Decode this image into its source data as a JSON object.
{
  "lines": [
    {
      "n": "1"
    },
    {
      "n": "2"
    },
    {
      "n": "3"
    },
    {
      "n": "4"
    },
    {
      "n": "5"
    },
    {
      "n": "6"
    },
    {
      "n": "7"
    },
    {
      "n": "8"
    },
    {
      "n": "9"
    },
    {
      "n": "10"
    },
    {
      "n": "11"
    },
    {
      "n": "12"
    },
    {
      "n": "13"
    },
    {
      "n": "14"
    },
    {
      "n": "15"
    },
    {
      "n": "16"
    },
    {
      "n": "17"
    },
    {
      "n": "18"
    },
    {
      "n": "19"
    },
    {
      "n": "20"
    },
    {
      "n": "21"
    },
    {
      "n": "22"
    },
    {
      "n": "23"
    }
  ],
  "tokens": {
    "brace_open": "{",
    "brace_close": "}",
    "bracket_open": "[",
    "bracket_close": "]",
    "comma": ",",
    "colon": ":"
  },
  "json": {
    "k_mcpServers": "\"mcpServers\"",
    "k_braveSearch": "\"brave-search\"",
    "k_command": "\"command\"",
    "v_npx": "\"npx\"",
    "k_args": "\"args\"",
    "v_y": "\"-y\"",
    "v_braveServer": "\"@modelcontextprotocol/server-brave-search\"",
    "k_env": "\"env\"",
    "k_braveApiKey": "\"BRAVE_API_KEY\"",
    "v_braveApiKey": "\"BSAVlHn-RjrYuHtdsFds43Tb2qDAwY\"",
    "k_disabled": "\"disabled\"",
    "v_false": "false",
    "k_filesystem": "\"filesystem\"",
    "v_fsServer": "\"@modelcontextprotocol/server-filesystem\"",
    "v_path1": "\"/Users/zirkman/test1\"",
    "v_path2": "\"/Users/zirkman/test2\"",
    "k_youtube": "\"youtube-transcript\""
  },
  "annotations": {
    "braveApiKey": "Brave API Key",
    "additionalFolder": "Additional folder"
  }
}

━━━━━━━━━━━━━━━━━━━━

**Your objective**
Write only the number of lines in the data above that include "search".

**Result of this task**
2